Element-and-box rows
★ ★ ★ ★ ★

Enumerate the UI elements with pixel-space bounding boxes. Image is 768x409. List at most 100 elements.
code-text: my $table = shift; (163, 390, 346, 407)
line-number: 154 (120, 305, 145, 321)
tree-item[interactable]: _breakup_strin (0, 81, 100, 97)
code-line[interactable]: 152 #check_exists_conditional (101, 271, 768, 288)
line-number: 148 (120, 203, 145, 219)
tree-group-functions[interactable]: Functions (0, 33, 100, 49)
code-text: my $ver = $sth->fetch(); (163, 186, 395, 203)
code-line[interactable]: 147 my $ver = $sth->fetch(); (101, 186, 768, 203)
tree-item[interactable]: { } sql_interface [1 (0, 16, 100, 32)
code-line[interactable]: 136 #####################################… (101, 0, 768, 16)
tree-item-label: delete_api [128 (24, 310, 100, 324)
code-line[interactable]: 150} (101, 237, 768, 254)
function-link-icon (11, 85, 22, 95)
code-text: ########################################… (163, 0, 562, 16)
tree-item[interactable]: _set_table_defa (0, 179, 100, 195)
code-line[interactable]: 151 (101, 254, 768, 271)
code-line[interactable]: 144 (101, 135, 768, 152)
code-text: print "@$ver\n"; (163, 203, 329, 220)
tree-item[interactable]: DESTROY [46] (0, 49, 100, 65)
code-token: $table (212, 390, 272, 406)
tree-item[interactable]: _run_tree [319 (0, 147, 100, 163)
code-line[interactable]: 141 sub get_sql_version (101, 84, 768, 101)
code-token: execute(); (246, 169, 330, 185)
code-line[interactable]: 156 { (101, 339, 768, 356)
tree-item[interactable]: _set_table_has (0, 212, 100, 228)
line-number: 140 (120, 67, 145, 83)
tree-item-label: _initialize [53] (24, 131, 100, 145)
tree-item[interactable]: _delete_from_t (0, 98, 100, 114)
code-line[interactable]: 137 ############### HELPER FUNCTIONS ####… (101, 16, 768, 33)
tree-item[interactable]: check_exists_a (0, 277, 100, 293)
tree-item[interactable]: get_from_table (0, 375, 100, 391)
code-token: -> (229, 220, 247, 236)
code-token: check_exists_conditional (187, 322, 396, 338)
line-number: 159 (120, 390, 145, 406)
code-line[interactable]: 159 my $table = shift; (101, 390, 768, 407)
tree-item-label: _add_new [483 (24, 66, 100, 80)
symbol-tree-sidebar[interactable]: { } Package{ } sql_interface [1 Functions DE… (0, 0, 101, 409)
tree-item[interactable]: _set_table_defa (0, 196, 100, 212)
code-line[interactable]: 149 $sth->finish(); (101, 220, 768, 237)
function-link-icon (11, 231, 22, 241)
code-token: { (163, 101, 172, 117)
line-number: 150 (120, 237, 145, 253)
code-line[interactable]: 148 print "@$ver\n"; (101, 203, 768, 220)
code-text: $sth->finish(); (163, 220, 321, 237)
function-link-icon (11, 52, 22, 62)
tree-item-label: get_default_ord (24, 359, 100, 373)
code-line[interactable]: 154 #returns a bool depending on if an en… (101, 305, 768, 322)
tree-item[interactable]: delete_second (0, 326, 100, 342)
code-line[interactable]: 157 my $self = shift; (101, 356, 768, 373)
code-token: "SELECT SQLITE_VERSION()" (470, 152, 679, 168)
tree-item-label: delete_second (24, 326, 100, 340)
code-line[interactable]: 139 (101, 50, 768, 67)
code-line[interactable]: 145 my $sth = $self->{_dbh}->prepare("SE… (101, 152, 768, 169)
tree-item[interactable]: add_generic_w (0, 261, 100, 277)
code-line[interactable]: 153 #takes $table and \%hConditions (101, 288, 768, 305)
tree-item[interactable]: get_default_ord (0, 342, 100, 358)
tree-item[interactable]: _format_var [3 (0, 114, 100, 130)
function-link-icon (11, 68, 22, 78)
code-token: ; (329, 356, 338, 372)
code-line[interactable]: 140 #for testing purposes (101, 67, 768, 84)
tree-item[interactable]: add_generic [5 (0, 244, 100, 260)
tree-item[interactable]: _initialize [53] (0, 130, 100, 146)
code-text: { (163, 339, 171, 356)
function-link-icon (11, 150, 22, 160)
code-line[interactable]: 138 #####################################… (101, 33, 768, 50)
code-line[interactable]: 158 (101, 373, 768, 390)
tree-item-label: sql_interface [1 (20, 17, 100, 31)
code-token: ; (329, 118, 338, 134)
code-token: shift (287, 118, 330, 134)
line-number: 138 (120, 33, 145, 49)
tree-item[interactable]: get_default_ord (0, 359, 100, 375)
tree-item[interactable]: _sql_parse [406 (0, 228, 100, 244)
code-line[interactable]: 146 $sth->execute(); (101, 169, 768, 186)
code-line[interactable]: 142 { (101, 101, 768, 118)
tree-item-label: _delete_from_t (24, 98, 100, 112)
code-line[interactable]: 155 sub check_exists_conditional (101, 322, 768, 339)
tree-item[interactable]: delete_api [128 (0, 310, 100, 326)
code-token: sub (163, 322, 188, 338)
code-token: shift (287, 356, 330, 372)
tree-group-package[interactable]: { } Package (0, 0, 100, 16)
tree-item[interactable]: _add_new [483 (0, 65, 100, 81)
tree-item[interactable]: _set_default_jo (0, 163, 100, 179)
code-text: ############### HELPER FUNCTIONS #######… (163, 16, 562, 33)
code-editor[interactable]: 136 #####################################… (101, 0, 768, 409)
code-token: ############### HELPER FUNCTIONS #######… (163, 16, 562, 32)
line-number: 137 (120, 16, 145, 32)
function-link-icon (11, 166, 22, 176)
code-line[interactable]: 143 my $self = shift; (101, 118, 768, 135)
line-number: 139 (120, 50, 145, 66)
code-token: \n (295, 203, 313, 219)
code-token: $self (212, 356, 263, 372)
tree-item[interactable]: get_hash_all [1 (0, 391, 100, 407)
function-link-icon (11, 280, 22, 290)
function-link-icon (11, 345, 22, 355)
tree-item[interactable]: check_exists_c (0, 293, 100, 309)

★ ★ ★ ★ ★

§ Problem description
Rewrite the stretch from the start of the rows through the line containing "code-token: $table (212, 390, 272, 406)" as a JSON list of strings, one string per line, leaving out blank lines.

§ Answer in full
[
  "Enumerate the UI elements with pixel-space bounding boxes. Image is 768x409. List at most 100 elements.",
  "code-text: my $table = shift; (163, 390, 346, 407)",
  "line-number: 154 (120, 305, 145, 321)",
  "tree-item[interactable]: _breakup_strin (0, 81, 100, 97)",
  "code-line[interactable]: 152 #check_exists_conditional (101, 271, 768, 288)",
  "line-number: 148 (120, 203, 145, 219)",
  "tree-group-functions[interactable]: Functions (0, 33, 100, 49)",
  "code-text: my $ver = $sth->fetch(); (163, 186, 395, 203)",
  "code-line[interactable]: 147 my $ver = $sth->fetch(); (101, 186, 768, 203)",
  "tree-item[interactable]: { } sql_interface [1 (0, 16, 100, 32)",
  "code-line[interactable]: 136 #####################################… (101, 0, 768, 16)",
  "tree-item-label: delete_api [128 (24, 310, 100, 324)",
  "code-line[interactable]: 150} (101, 237, 768, 254)",
  "function-link-icon (11, 85, 22, 95)",
  "code-text: ########################################… (163, 0, 562, 16)",
  "tree-item[interactable]: _set_table_defa (0, 179, 100, 195)",
  "code-line[interactable]: 151 (101, 254, 768, 271)",
  "code-line[interactable]: 144 (101, 135, 768, 152)",
  "code-text: print \"@$ver\\n\"; (163, 203, 329, 220)",
  "tree-item[interactable]: DESTROY [46] (0, 49, 100, 65)",
  "code-token: $table (212, 390, 272, 406)"
]